INSTRUCTION: Extract all lines that hold the string "Epochs".

-------- EXCERPTED RECORDS

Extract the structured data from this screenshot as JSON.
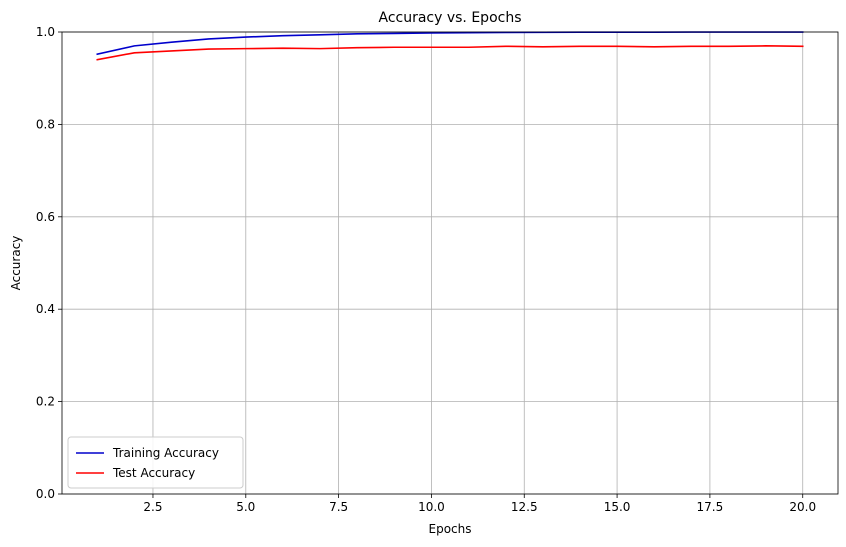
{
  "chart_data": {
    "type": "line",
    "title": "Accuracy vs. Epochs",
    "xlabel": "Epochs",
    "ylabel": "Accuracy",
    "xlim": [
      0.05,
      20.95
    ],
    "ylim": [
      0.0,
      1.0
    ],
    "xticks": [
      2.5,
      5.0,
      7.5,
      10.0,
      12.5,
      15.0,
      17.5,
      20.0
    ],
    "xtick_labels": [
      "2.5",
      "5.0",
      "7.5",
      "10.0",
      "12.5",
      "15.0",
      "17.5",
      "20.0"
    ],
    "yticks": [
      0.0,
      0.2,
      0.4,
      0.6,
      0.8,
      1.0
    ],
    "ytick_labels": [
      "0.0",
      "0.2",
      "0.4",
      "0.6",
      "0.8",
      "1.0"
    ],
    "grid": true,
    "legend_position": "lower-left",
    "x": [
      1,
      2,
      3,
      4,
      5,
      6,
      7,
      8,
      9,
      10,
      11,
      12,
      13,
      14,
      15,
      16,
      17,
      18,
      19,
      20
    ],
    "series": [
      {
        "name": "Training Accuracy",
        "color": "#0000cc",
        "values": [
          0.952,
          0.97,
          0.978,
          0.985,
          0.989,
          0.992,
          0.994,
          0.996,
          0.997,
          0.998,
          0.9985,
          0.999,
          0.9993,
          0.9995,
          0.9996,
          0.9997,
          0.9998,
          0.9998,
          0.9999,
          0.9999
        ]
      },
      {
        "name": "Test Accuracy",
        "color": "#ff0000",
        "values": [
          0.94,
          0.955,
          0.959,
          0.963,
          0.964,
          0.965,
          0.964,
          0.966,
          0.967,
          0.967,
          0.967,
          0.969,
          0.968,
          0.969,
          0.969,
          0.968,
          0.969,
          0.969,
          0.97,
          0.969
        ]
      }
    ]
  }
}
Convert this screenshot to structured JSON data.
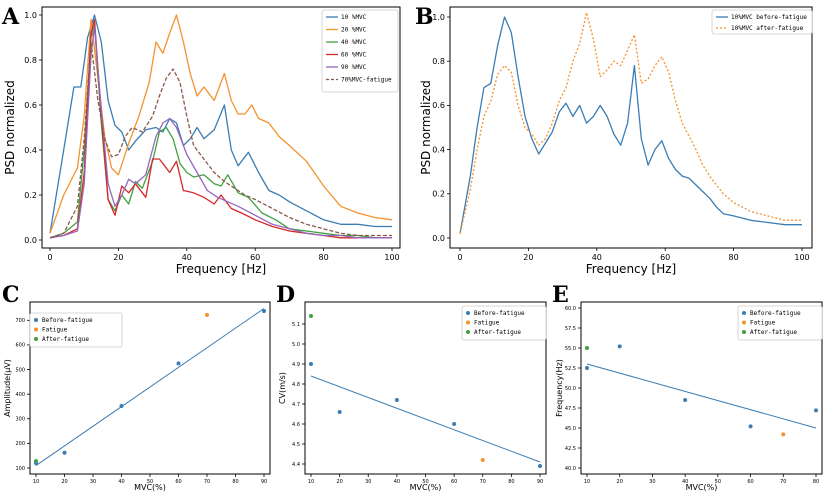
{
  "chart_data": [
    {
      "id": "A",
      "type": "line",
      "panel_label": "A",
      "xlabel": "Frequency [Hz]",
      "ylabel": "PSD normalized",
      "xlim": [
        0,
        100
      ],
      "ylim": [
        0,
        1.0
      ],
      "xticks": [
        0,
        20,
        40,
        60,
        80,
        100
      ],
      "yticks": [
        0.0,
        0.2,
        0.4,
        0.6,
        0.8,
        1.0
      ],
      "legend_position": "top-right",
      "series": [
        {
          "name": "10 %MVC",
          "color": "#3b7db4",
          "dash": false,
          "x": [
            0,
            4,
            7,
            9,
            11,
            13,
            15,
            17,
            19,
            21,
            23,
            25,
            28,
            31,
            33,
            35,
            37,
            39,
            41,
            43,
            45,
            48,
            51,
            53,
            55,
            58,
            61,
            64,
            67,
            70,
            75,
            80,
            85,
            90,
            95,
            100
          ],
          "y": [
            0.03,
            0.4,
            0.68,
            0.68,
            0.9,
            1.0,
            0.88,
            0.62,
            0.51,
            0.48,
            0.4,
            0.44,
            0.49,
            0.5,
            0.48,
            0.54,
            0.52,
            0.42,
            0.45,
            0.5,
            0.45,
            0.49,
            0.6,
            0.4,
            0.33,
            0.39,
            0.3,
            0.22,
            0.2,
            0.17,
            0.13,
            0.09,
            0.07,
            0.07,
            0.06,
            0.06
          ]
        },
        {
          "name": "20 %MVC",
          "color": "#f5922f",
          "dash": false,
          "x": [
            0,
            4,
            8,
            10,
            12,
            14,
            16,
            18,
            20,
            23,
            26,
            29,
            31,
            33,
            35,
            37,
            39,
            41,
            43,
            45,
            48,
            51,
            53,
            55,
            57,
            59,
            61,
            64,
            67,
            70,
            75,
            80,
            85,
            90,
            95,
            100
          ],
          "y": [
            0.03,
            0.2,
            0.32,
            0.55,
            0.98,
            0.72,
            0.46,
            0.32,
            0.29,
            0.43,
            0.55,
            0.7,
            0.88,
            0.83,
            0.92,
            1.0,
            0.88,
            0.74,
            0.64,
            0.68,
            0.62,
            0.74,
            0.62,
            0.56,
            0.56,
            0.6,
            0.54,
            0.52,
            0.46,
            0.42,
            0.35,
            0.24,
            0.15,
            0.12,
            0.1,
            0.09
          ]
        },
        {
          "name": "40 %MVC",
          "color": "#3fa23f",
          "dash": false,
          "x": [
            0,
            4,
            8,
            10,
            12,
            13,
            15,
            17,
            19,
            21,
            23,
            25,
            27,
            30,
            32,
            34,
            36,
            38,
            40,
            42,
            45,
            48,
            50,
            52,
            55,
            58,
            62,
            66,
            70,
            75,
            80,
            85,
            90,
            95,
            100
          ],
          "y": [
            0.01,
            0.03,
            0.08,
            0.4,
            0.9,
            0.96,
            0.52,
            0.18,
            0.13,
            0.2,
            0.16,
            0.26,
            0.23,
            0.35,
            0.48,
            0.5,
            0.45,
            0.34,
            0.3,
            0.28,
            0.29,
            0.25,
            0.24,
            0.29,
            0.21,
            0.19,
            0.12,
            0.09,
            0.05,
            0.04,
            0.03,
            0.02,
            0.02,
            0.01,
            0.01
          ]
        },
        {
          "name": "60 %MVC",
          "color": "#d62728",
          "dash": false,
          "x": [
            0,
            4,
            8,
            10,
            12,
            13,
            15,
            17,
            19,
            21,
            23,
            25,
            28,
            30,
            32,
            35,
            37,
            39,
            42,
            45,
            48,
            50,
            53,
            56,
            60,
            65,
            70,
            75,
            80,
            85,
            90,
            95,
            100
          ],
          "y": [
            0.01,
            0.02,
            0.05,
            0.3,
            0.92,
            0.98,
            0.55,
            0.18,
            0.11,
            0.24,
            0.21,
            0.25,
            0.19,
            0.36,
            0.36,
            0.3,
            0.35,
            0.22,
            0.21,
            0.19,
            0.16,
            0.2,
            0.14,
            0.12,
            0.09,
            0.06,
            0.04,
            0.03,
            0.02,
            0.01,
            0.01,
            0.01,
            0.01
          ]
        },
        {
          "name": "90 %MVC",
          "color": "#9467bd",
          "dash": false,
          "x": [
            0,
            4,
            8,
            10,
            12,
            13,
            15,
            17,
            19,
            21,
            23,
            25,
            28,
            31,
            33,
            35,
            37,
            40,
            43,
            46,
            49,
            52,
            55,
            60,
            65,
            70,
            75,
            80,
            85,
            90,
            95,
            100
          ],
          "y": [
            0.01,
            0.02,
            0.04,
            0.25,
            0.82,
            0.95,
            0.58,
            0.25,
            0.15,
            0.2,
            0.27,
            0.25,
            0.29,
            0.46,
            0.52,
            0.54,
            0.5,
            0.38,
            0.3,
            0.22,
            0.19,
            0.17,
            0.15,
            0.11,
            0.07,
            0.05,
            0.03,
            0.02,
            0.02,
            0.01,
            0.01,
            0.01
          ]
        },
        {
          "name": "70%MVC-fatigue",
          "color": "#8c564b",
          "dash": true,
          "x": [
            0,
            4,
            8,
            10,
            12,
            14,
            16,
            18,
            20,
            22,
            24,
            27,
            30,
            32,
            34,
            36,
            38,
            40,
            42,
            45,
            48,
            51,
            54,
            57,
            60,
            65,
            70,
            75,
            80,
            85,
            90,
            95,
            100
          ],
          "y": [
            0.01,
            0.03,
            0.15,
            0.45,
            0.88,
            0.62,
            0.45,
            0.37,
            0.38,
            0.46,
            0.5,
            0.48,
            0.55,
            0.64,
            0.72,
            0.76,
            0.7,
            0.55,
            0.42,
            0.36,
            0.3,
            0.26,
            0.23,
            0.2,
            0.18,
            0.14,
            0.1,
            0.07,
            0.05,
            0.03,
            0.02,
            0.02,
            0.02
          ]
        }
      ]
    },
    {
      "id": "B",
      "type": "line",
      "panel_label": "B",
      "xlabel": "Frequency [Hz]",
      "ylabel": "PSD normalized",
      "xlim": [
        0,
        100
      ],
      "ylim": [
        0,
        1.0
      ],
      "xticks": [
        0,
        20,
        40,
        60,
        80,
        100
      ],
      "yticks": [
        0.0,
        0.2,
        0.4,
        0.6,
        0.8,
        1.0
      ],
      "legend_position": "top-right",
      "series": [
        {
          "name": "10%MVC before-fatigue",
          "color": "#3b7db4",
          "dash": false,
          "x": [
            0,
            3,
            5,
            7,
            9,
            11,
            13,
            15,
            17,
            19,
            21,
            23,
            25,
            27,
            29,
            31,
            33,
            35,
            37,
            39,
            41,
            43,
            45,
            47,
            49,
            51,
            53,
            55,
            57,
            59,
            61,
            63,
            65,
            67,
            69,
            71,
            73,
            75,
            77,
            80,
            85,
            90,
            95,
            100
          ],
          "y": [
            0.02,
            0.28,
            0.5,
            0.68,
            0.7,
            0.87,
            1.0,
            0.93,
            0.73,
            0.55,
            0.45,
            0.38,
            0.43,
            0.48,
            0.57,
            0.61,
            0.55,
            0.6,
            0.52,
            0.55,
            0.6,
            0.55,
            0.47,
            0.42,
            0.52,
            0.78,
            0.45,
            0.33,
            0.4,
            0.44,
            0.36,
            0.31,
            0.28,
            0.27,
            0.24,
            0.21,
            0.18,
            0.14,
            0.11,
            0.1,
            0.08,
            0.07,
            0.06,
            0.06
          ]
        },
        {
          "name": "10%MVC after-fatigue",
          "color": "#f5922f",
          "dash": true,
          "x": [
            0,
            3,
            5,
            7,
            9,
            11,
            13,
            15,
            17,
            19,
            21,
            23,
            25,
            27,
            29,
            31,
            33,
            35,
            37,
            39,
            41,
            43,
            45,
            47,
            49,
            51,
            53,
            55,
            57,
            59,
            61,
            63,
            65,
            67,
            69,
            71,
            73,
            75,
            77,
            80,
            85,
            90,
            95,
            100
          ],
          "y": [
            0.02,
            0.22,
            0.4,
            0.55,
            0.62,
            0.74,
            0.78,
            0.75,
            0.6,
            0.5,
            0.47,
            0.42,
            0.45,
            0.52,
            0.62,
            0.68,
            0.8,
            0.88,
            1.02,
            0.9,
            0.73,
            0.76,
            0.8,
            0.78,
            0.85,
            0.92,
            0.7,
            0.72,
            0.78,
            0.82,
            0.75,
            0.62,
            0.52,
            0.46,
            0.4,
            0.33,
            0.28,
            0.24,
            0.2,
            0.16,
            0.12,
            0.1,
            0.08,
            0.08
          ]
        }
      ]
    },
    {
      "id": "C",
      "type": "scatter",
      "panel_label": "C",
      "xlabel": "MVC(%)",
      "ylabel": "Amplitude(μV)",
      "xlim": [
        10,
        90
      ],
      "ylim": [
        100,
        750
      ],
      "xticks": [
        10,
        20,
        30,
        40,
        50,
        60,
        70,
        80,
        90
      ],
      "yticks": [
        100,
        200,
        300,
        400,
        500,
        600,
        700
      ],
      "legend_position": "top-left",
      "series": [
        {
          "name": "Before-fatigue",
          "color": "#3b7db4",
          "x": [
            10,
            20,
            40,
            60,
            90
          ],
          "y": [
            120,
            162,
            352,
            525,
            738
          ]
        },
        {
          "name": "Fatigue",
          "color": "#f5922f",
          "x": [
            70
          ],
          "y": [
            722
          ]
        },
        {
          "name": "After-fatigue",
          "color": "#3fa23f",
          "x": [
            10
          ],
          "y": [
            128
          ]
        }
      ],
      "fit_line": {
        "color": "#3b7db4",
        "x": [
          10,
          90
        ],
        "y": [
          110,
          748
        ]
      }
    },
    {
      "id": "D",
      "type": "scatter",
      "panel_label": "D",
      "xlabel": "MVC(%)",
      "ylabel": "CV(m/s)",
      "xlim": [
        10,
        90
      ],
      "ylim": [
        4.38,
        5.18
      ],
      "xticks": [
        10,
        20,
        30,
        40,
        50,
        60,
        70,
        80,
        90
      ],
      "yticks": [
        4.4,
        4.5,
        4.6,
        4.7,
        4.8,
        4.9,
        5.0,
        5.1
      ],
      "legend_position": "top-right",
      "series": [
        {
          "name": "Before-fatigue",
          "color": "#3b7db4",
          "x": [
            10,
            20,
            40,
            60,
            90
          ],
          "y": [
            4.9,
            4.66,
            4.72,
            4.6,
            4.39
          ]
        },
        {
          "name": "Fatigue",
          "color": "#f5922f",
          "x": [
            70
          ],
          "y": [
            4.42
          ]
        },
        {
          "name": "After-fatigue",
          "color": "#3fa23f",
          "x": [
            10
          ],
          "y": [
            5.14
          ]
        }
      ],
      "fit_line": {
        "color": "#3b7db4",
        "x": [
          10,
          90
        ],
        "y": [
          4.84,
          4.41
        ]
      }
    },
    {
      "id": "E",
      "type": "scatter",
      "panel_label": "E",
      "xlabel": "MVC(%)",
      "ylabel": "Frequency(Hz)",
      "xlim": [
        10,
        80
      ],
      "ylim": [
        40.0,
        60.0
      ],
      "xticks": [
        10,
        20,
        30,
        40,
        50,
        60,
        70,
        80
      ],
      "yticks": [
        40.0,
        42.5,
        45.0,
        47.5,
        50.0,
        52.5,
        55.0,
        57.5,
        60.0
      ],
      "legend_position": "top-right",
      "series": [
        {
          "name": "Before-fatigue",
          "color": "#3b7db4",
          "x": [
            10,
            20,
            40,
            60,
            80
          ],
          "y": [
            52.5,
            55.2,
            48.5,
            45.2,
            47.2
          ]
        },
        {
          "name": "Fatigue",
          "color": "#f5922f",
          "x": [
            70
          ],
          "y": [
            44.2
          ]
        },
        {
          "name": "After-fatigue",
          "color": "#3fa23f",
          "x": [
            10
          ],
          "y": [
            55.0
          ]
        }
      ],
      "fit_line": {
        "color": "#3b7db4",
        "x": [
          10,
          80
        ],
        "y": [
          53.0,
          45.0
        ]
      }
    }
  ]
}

----------------

REPLY TO THE EXERCISE:
    "title": "Accuracy vs. Epochs",
    "xlabel": "Epochs",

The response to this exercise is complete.